• _Records to use_
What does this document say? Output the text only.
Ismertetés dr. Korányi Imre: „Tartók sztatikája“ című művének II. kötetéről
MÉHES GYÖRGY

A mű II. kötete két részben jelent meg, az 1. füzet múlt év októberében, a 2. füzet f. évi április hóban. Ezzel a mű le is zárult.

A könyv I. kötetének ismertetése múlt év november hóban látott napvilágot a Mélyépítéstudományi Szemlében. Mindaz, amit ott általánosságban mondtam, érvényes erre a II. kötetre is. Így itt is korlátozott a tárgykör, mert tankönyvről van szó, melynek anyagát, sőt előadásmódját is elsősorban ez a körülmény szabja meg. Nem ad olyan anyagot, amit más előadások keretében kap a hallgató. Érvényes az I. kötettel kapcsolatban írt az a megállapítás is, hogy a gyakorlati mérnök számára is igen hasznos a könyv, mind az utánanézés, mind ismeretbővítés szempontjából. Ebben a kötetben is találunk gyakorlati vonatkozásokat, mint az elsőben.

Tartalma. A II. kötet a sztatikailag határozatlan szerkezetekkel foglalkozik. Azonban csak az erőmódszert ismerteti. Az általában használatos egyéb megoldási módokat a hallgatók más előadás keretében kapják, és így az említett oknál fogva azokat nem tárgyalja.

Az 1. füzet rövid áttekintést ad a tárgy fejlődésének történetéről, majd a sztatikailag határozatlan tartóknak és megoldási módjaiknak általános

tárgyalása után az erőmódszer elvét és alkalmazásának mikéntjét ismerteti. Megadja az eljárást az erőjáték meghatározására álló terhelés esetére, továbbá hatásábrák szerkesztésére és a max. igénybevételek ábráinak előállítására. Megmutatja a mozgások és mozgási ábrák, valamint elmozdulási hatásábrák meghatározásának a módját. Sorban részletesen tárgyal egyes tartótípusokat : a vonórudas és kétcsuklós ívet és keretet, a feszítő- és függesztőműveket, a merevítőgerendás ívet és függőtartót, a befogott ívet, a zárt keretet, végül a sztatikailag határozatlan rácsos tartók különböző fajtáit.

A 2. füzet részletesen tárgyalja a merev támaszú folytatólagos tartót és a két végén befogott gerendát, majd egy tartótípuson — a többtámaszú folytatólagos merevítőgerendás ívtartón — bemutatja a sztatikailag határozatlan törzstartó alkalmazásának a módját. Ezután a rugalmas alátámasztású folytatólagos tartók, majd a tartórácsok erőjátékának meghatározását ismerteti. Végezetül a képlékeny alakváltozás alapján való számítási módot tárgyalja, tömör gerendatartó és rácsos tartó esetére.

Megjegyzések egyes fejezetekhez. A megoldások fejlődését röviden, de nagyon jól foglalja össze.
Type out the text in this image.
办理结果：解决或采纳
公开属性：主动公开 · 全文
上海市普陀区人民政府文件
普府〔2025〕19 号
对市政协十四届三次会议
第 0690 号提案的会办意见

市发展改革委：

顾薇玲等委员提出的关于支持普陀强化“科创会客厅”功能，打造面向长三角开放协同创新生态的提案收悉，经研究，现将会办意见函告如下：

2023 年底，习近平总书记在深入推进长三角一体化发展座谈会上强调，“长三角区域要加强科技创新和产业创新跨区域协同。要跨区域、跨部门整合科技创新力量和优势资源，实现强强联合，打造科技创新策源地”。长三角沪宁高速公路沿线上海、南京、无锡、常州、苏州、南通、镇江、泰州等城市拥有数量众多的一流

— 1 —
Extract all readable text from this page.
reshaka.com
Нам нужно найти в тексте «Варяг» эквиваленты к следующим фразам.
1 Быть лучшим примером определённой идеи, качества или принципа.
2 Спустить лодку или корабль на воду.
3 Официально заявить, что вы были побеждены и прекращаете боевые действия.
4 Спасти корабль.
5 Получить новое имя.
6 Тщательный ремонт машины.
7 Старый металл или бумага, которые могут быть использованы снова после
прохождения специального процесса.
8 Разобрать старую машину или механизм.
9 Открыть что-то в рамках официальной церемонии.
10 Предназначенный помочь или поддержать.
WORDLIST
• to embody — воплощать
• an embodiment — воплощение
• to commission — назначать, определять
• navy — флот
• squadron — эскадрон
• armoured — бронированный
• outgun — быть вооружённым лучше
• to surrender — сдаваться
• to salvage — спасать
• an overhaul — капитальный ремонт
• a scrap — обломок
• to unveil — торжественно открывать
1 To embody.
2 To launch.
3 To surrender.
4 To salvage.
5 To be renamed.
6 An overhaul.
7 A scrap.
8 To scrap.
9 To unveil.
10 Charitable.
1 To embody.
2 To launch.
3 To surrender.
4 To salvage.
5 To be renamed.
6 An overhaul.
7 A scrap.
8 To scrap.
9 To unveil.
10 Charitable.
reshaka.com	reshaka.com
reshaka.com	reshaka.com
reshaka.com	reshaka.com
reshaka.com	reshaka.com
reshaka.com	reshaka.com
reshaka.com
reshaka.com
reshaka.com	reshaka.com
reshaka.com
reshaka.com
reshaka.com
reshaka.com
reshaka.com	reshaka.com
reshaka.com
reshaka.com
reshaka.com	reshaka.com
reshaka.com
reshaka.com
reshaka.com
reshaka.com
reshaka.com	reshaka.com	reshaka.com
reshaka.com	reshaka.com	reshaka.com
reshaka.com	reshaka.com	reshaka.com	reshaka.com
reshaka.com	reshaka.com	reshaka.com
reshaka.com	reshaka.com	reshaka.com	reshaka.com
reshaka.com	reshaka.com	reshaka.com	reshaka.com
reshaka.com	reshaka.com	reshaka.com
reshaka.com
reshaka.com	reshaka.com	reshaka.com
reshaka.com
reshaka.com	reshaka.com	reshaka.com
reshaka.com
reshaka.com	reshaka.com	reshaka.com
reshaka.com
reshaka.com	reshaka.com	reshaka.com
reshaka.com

* * *

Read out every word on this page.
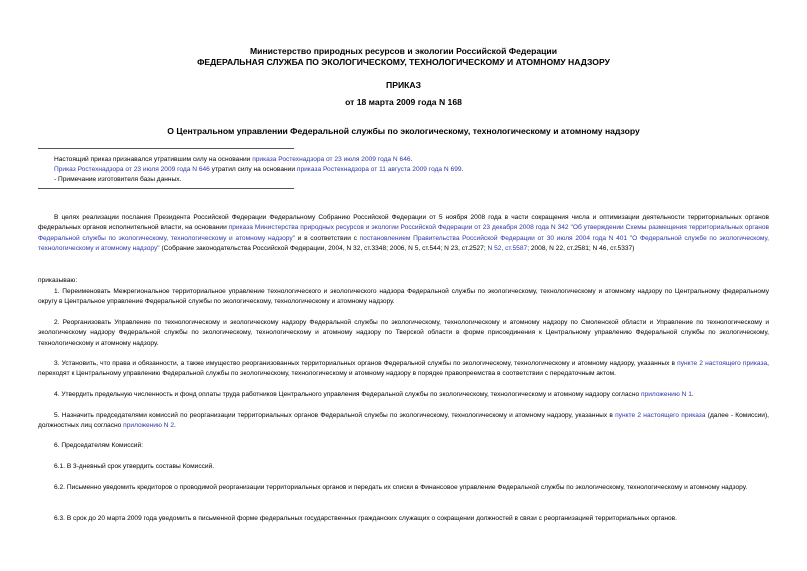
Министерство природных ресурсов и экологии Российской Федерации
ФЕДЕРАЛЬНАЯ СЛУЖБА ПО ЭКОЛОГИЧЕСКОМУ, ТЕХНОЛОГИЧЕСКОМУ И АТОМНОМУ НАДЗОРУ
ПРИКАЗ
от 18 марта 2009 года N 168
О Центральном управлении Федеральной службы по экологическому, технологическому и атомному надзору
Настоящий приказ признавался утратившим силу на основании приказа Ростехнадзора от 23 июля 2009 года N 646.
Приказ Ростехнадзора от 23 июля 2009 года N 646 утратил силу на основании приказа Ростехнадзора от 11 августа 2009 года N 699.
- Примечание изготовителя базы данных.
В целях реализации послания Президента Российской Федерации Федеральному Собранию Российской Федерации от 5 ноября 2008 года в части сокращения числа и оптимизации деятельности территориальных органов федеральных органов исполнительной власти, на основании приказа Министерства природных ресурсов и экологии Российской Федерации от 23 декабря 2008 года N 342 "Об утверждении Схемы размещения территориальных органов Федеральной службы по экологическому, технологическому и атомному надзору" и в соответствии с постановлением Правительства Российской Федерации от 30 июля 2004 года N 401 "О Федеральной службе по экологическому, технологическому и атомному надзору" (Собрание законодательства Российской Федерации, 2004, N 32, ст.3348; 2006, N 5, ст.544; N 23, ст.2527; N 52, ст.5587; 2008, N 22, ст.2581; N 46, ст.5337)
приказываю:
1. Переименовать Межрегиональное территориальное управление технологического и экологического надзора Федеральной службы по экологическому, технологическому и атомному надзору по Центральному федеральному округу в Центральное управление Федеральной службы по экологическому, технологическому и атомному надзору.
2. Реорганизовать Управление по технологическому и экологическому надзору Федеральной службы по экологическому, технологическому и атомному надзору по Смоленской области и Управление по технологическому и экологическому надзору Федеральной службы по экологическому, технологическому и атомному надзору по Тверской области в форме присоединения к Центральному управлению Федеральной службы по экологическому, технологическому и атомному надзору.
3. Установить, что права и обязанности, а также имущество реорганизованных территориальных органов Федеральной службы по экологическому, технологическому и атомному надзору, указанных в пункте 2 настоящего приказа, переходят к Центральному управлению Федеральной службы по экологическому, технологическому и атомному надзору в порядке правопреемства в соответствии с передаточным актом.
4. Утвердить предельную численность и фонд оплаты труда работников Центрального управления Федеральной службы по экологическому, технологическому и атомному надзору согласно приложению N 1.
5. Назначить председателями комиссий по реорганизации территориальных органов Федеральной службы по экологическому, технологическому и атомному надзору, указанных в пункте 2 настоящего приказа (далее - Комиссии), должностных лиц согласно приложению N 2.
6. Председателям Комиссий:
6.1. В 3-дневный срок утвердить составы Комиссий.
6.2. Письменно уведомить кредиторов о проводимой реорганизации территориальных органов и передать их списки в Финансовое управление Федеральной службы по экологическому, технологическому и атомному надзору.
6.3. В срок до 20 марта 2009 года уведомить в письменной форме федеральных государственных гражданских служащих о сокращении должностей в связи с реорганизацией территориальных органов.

• _Exercise prompt_
Find the lines holding "согласно" and list every one.

• _Written reply_
4. Утвердить предельную численность и фонд оплаты труда работников Центрального управления Федеральной службы по экологическому, технологическому и атомному надзору согласно приложению N 1.
5. Назначить председателями комиссий по реорганизации территориальных органов Федеральной службы по экологическому, технологическому и атомному надзору, указанных в пункте 2 настоящего приказа (далее - Комиссии), должностных лиц согласно приложению N 2.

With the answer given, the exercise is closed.